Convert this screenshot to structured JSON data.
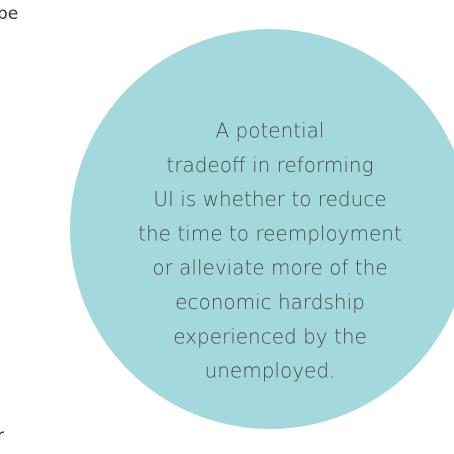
{
  "fragments": {
    "top": "pe",
    "bottom": "r"
  },
  "callout": {
    "lines": [
      "A potential",
      "tradeoff in reforming",
      "UI is whether to reduce",
      "the time to reemployment",
      "or alleviate more of the",
      "economic hardship",
      "experienced by the",
      "unemployed."
    ]
  }
}
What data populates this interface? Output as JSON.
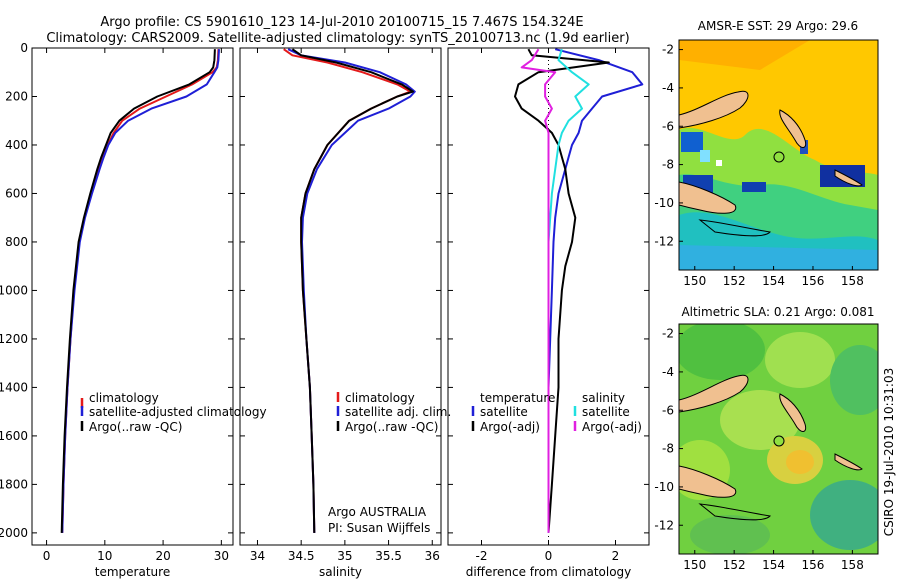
{
  "header": {
    "title_line1": "Argo profile: CS 5901610_123 14-Jul-2010 20100715_15 7.467S 154.324E",
    "title_line2": "Climatology: CARS2009. Satellite-adjusted climatology: synTS_20100713.nc (1.9d earlier)"
  },
  "side_stamp": "CSIRO 19-Jul-2010 10:31:03",
  "colors": {
    "red": "#e41a1a",
    "blue": "#1f1fd6",
    "black": "#000000",
    "cyan": "#20e0e0",
    "magenta": "#e020e0",
    "land": "#f0c090"
  },
  "chart_data": [
    {
      "id": "temperature",
      "type": "line",
      "xlabel": "temperature",
      "ylabel": "",
      "xlim": [
        -2.5,
        32
      ],
      "ylim": [
        2050,
        0
      ],
      "xticks": [
        0,
        10,
        20,
        30
      ],
      "yticks": [
        0,
        200,
        400,
        600,
        800,
        1000,
        1200,
        1400,
        1600,
        1800,
        2000
      ],
      "legend": {
        "position": "lower-right",
        "entries": [
          "climatology",
          "satellite-adjusted climatology",
          "Argo(..raw -QC)"
        ]
      },
      "series": [
        {
          "name": "climatology",
          "color": "red",
          "depth": [
            5,
            50,
            80,
            100,
            150,
            200,
            250,
            300,
            350,
            400,
            450,
            500,
            600,
            700,
            800,
            1000,
            1200,
            1400,
            1600,
            1800,
            2000
          ],
          "values": [
            29.5,
            29.4,
            29.2,
            28.5,
            25.0,
            20.5,
            16.0,
            13.0,
            11.5,
            10.5,
            9.6,
            8.9,
            7.6,
            6.5,
            5.6,
            4.7,
            4.1,
            3.6,
            3.2,
            2.9,
            2.7
          ]
        },
        {
          "name": "satellite-adjusted climatology",
          "color": "blue",
          "depth": [
            5,
            50,
            80,
            100,
            150,
            200,
            250,
            300,
            350,
            400,
            450,
            500,
            600,
            700,
            800,
            1000,
            1200,
            1400,
            1600,
            1800,
            2000
          ],
          "values": [
            29.6,
            29.5,
            29.3,
            28.8,
            27.5,
            24.0,
            18.0,
            14.0,
            11.8,
            10.6,
            9.8,
            9.1,
            7.8,
            6.6,
            5.7,
            4.8,
            4.1,
            3.6,
            3.2,
            2.9,
            2.7
          ]
        },
        {
          "name": "Argo(..raw -QC)",
          "color": "black",
          "depth": [
            5,
            50,
            80,
            100,
            150,
            200,
            250,
            300,
            350,
            400,
            450,
            500,
            600,
            700,
            800,
            1000,
            1200,
            1400,
            1600,
            1800,
            2000
          ],
          "values": [
            28.9,
            28.8,
            28.6,
            28.0,
            24.5,
            19.0,
            15.0,
            12.5,
            11.0,
            10.2,
            9.4,
            8.7,
            7.5,
            6.4,
            5.5,
            4.6,
            4.0,
            3.5,
            3.1,
            2.8,
            2.6
          ]
        }
      ]
    },
    {
      "id": "salinity",
      "type": "line",
      "xlabel": "salinity",
      "ylabel": "",
      "xlim": [
        33.8,
        36.1
      ],
      "ylim": [
        2050,
        0
      ],
      "xticks": [
        34,
        34.5,
        35,
        35.5,
        36
      ],
      "legend": {
        "position": "lower-right",
        "entries": [
          "climatology",
          "satellite adj. clim.",
          "Argo(..raw -QC)"
        ]
      },
      "annotation": [
        "Argo AUSTRALIA",
        "PI: Susan Wijffels"
      ],
      "series": [
        {
          "name": "climatology",
          "color": "red",
          "depth": [
            5,
            30,
            60,
            100,
            150,
            180,
            200,
            250,
            300,
            400,
            500,
            600,
            700,
            800,
            1000,
            1200,
            1400,
            1600,
            1800,
            2000
          ],
          "values": [
            34.3,
            34.4,
            34.8,
            35.2,
            35.6,
            35.75,
            35.6,
            35.3,
            35.05,
            34.8,
            34.65,
            34.55,
            34.5,
            34.5,
            34.52,
            34.56,
            34.6,
            34.62,
            34.64,
            34.65
          ]
        },
        {
          "name": "satellite adj. clim.",
          "color": "blue",
          "depth": [
            5,
            30,
            60,
            100,
            150,
            180,
            200,
            250,
            300,
            400,
            500,
            600,
            700,
            800,
            1000,
            1200,
            1400,
            1600,
            1800,
            2000
          ],
          "values": [
            34.35,
            34.5,
            35.0,
            35.4,
            35.7,
            35.8,
            35.75,
            35.5,
            35.15,
            34.85,
            34.68,
            34.57,
            34.52,
            34.51,
            34.53,
            34.56,
            34.6,
            34.62,
            34.64,
            34.65
          ]
        },
        {
          "name": "Argo(..raw -QC)",
          "color": "black",
          "depth": [
            5,
            30,
            60,
            100,
            150,
            180,
            200,
            250,
            300,
            400,
            500,
            600,
            700,
            800,
            1000,
            1200,
            1400,
            1600,
            1800,
            2000
          ],
          "values": [
            34.4,
            34.5,
            34.9,
            35.3,
            35.65,
            35.78,
            35.6,
            35.3,
            35.05,
            34.8,
            34.65,
            34.55,
            34.5,
            34.5,
            34.52,
            34.56,
            34.6,
            34.62,
            34.64,
            34.65
          ]
        }
      ]
    },
    {
      "id": "difference",
      "type": "line",
      "xlabel": "difference from climatology",
      "ylabel": "",
      "xlim": [
        -3.0,
        3.0
      ],
      "ylim": [
        2050,
        0
      ],
      "xticks": [
        -2,
        0,
        2
      ],
      "legend": {
        "position": "lower",
        "headers": [
          "temperature",
          "salinity"
        ],
        "entries": [
          "satellite",
          "Argo(-adj)",
          "satellite",
          "Argo(-adj)"
        ]
      },
      "series": [
        {
          "name": "temperature satellite",
          "color": "blue",
          "depth": [
            5,
            50,
            100,
            150,
            200,
            250,
            300,
            350,
            400,
            450,
            500,
            600,
            700,
            800,
            1000,
            1200,
            1400,
            1600,
            1800,
            2000
          ],
          "values": [
            0.2,
            1.5,
            2.5,
            2.8,
            1.6,
            1.3,
            1.0,
            0.9,
            0.7,
            0.6,
            0.5,
            0.3,
            0.2,
            0.15,
            0.1,
            0.05,
            0.0,
            0.0,
            0.0,
            0.0
          ]
        },
        {
          "name": "temperature Argo(-adj)",
          "color": "black",
          "depth": [
            5,
            30,
            60,
            100,
            150,
            200,
            250,
            300,
            350,
            400,
            450,
            500,
            600,
            700,
            800,
            900,
            1000,
            1200,
            1400,
            1600,
            1800,
            2000
          ],
          "values": [
            -0.6,
            -0.5,
            1.8,
            -0.3,
            -0.9,
            -1.0,
            -0.8,
            -0.3,
            0.1,
            0.3,
            0.4,
            0.5,
            0.6,
            0.8,
            0.7,
            0.5,
            0.4,
            0.3,
            0.3,
            0.2,
            0.1,
            0.0
          ]
        },
        {
          "name": "salinity satellite",
          "color": "cyan",
          "depth": [
            5,
            50,
            100,
            150,
            200,
            250,
            300,
            350,
            400,
            500,
            600,
            800,
            1000,
            1200,
            1400,
            1600,
            1800,
            2000
          ],
          "values": [
            0.4,
            0.3,
            0.7,
            1.2,
            0.8,
            1.0,
            0.6,
            0.4,
            0.3,
            0.2,
            0.1,
            0.0,
            0.0,
            0.0,
            0.0,
            0.0,
            0.0,
            0.0
          ]
        },
        {
          "name": "salinity Argo(-adj)",
          "color": "magenta",
          "depth": [
            5,
            50,
            80,
            100,
            150,
            200,
            250,
            300,
            350,
            400,
            500,
            600,
            800,
            1000,
            1200,
            1400,
            1600,
            1800,
            2000
          ],
          "values": [
            -0.3,
            -0.5,
            -0.8,
            0.2,
            -0.1,
            -0.1,
            0.1,
            -0.1,
            0.0,
            0.0,
            0.0,
            0.0,
            0.0,
            0.0,
            0.0,
            0.0,
            0.0,
            0.0,
            0.0
          ]
        }
      ]
    },
    {
      "id": "sst_map",
      "type": "heatmap",
      "title": "AMSR-E SST: 29 Argo: 29.6",
      "xlim": [
        149.2,
        159.3
      ],
      "ylim": [
        -13.5,
        -1.5
      ],
      "xticks": [
        150,
        152,
        154,
        156,
        158
      ],
      "yticks": [
        -2,
        -4,
        -6,
        -8,
        -10,
        -12
      ],
      "marker": {
        "lon": 154.324,
        "lat": -7.467
      }
    },
    {
      "id": "sla_map",
      "type": "heatmap",
      "title": "Altimetric SLA: 0.21 Argo: 0.081",
      "xlim": [
        149.2,
        159.3
      ],
      "ylim": [
        -13.5,
        -1.5
      ],
      "xticks": [
        150,
        152,
        154,
        156,
        158
      ],
      "yticks": [
        -2,
        -4,
        -6,
        -8,
        -10,
        -12
      ],
      "marker": {
        "lon": 154.324,
        "lat": -7.467
      }
    }
  ]
}
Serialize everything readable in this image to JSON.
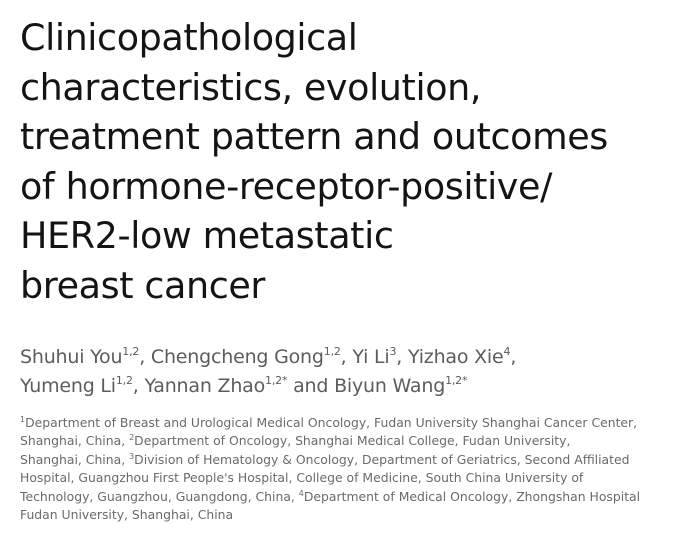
{
  "article": {
    "title_lines": [
      "Clinicopathological",
      "characteristics, evolution,",
      "treatment pattern and outcomes",
      "of hormone-receptor-positive/",
      "HER2-low metastatic",
      "breast cancer"
    ],
    "authors": [
      {
        "name": "Shuhui You",
        "sup": "1,2",
        "sep": ", "
      },
      {
        "name": "Chengcheng Gong",
        "sup": "1,2",
        "sep": ", "
      },
      {
        "name": "Yi Li",
        "sup": "3",
        "sep": ", "
      },
      {
        "name": "Yizhao Xie",
        "sup": "4",
        "sep": ","
      },
      {
        "name": "Yumeng Li",
        "sup": "1,2",
        "sep": ", "
      },
      {
        "name": "Yannan Zhao",
        "sup": "1,2*",
        "sep": " and "
      },
      {
        "name": "Biyun Wang",
        "sup": "1,2*",
        "sep": ""
      }
    ],
    "affiliations": [
      {
        "num": "1",
        "text": "Department of Breast and Urological Medical Oncology, Fudan University Shanghai Cancer Center, Shanghai, China"
      },
      {
        "num": "2",
        "text": "Department of Oncology, Shanghai Medical College, Fudan University, Shanghai, China"
      },
      {
        "num": "3",
        "text": "Division of Hematology & Oncology, Department of Geriatrics, Second Affiliated Hospital, Guangzhou First People's Hospital, College of Medicine, South China University of Technology, Guangzhou, Guangdong, China"
      },
      {
        "num": "4",
        "text": "Department of Medical Oncology, Zhongshan Hospital Fudan University, Shanghai, China"
      }
    ],
    "affiliation_lines": [
      [
        {
          "sup": "1",
          "text": "Department of Breast and Urological Medical Oncology, Fudan University Shanghai Cancer Center,"
        }
      ],
      [
        {
          "sup": "",
          "text": "Shanghai, China, "
        },
        {
          "sup": "2",
          "text": "Department of Oncology, Shanghai Medical College, Fudan University,"
        }
      ],
      [
        {
          "sup": "",
          "text": "Shanghai, China, "
        },
        {
          "sup": "3",
          "text": "Division of Hematology & Oncology, Department of Geriatrics, Second Affiliated"
        }
      ],
      [
        {
          "sup": "",
          "text": "Hospital, Guangzhou First People's Hospital, College of Medicine, South China University of"
        }
      ],
      [
        {
          "sup": "",
          "text": "Technology, Guangzhou, Guangdong, China, "
        },
        {
          "sup": "4",
          "text": "Department of Medical Oncology, Zhongshan Hospital"
        }
      ],
      [
        {
          "sup": "",
          "text": "Fudan University, Shanghai, China"
        }
      ]
    ]
  }
}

□ □ □

Exercise
Find the lines above that contain the word "JSON" and collect them.

Response
Convert this screenshot to structured JSON data.
What data populates this interface? Output as JSON.
Serialize everything readable in this image to JSON.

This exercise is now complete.